* [The request]: Find each line with the word "this" and copy it.

* [Data supplied]:
• • • • • • •

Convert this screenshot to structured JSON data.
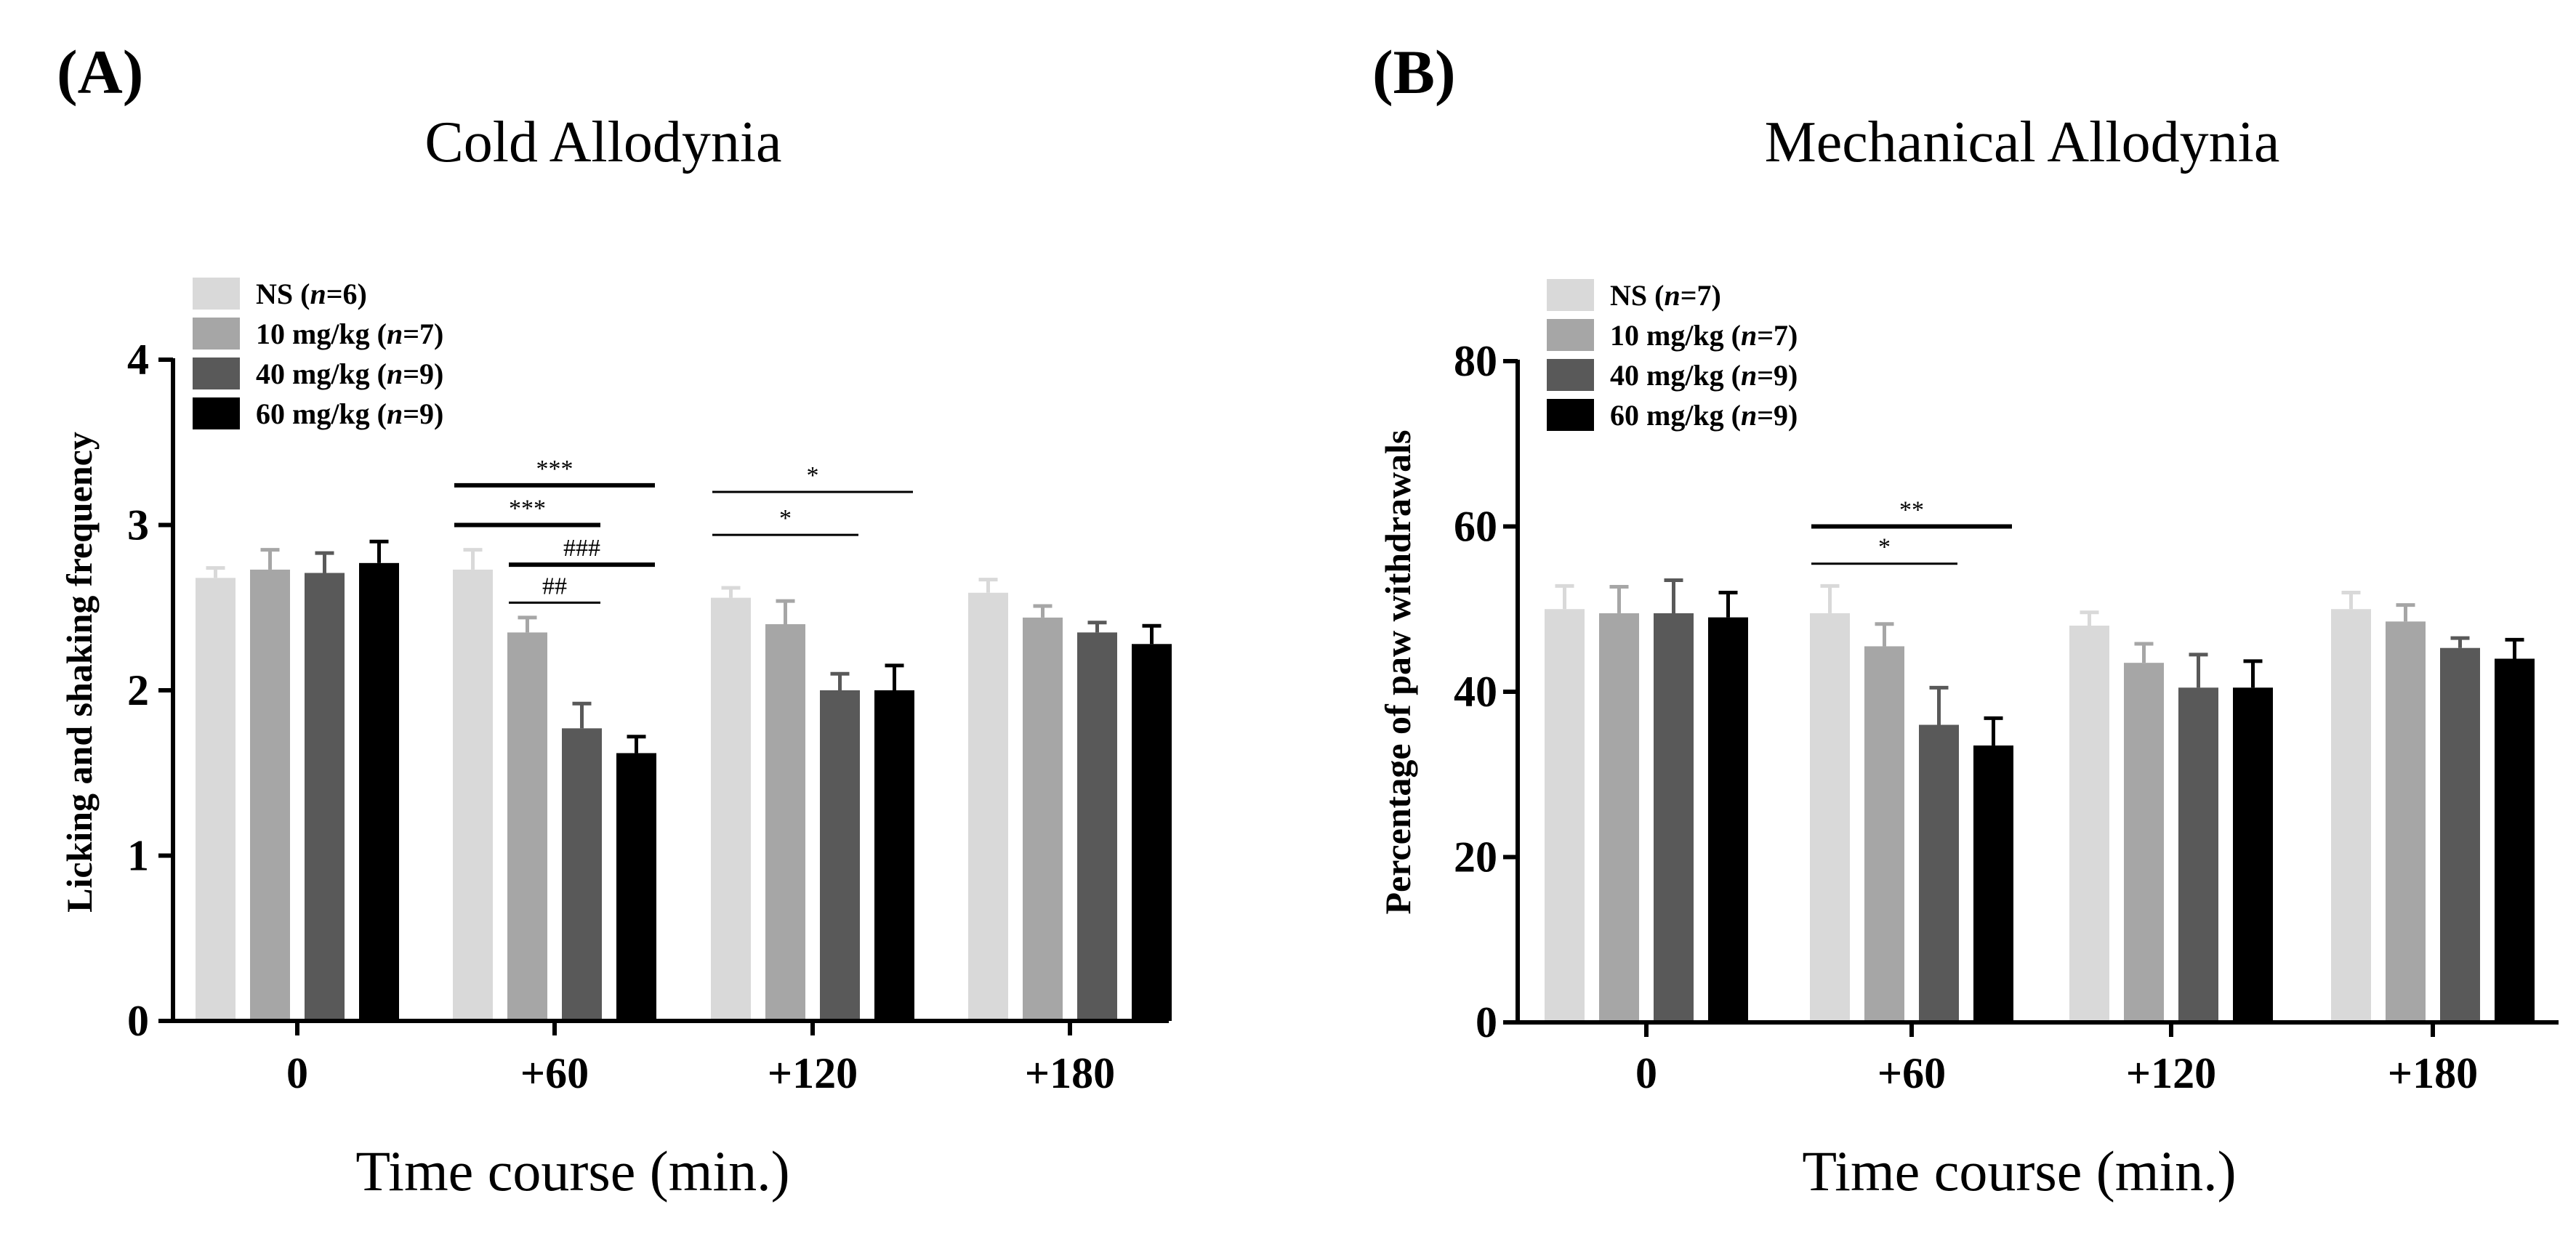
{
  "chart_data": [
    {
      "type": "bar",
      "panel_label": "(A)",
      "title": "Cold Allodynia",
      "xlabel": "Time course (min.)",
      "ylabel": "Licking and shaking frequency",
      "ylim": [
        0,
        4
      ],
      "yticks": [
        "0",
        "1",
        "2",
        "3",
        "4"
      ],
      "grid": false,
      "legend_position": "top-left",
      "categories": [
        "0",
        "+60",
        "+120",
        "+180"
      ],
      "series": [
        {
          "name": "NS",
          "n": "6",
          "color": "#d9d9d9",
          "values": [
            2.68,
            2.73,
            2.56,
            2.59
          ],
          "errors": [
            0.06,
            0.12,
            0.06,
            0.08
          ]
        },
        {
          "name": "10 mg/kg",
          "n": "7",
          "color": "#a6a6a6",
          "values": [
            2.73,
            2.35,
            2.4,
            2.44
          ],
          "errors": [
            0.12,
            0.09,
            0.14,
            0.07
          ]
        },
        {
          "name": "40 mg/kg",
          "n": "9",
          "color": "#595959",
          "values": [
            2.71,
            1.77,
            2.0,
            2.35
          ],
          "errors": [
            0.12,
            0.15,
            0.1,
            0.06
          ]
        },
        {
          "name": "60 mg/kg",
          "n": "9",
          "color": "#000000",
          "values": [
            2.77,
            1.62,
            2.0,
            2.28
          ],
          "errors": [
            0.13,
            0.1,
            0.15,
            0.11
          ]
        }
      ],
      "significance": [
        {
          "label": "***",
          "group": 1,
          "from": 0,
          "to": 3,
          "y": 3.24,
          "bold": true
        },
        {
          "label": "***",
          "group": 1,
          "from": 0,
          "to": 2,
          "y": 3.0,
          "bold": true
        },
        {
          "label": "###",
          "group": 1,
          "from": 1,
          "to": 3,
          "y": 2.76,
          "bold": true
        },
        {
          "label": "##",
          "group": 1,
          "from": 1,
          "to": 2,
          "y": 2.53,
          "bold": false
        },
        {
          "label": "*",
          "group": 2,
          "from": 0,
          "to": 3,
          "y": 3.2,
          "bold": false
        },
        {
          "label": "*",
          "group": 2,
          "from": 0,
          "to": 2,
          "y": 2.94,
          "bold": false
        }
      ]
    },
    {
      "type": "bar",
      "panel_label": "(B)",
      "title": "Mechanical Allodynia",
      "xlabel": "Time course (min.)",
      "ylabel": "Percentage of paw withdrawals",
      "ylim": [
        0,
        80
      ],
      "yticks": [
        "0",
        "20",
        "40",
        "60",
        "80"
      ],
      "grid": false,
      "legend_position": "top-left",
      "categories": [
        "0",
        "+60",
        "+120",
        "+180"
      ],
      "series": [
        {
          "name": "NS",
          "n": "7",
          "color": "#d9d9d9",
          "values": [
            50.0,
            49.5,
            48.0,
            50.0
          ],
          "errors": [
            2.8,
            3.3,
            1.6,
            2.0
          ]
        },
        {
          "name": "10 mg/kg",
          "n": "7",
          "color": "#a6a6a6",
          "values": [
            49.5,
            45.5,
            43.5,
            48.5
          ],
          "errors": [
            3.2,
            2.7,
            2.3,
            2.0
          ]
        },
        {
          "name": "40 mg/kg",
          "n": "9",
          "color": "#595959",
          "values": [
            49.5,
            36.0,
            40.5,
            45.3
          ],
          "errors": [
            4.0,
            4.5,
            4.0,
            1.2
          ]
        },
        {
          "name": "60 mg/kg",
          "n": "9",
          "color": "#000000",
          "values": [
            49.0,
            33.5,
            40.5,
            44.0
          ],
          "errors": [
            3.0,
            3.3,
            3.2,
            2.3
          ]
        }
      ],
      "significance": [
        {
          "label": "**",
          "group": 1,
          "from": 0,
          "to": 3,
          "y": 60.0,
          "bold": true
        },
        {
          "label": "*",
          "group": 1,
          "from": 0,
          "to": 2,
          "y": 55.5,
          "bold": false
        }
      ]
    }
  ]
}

• • • • • • •

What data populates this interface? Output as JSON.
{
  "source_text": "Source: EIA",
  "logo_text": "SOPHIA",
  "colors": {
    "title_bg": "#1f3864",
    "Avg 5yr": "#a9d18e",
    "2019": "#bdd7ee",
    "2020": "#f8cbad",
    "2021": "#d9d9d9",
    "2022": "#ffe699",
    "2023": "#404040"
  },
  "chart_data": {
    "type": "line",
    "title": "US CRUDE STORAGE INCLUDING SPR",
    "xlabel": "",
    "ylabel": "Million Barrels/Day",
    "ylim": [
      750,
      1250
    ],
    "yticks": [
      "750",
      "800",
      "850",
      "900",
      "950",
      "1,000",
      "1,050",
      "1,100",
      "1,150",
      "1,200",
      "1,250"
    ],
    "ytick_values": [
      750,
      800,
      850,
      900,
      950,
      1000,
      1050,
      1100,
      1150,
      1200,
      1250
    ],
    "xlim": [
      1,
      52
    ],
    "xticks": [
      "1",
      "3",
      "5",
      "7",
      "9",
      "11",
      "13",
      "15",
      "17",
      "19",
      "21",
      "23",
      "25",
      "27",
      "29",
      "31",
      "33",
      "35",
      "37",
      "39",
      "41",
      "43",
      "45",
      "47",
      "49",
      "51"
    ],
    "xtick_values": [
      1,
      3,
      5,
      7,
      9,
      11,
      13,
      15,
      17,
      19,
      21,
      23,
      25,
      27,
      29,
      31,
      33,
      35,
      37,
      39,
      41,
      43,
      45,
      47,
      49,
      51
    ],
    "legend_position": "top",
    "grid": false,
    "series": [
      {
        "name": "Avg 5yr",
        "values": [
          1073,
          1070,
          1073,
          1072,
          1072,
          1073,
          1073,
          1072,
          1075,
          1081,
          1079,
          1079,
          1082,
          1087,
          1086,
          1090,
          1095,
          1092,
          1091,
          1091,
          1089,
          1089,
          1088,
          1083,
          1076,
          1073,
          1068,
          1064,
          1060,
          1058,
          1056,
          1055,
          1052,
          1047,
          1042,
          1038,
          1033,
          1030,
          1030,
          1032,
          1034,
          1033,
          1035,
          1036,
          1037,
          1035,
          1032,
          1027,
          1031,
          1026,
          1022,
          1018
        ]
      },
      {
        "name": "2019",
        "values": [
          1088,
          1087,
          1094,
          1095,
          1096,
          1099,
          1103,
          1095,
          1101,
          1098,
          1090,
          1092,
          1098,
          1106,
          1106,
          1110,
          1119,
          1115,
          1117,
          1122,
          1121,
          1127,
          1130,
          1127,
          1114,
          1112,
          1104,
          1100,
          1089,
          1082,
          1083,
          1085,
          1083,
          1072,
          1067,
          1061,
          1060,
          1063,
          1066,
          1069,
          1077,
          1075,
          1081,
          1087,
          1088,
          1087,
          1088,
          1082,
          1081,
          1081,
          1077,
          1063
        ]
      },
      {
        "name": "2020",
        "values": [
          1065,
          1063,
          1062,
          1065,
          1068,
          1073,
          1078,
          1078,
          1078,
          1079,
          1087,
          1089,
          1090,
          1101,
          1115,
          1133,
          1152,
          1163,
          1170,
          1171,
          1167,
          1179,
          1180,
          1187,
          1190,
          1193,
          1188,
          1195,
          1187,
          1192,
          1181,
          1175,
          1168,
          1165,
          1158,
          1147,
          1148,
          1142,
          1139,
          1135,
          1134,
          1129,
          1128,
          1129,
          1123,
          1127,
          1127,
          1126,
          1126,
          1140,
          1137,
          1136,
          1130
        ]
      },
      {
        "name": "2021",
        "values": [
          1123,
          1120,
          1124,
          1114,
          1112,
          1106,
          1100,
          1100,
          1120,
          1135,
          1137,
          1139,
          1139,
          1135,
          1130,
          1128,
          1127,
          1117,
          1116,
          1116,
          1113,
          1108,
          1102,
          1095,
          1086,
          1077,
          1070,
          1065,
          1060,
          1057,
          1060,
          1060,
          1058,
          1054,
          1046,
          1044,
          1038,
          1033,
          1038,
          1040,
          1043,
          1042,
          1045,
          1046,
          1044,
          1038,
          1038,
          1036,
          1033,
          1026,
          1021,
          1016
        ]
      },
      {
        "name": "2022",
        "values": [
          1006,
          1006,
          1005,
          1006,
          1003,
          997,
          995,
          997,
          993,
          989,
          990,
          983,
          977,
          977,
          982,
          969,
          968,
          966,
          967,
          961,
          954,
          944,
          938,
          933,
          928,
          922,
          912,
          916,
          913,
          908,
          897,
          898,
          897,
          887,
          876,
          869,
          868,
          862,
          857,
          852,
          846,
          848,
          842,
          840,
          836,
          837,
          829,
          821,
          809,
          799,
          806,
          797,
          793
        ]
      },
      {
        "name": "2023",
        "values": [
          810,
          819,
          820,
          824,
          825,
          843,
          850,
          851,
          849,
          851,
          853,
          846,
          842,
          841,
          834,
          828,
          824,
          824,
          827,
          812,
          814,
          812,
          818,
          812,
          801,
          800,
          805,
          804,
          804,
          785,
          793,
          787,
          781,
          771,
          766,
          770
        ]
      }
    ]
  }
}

• • • • • • •

* [Exercise answer]:
Convert this screenshot to structured JSON data.
What data populates this interface? Output as JSON.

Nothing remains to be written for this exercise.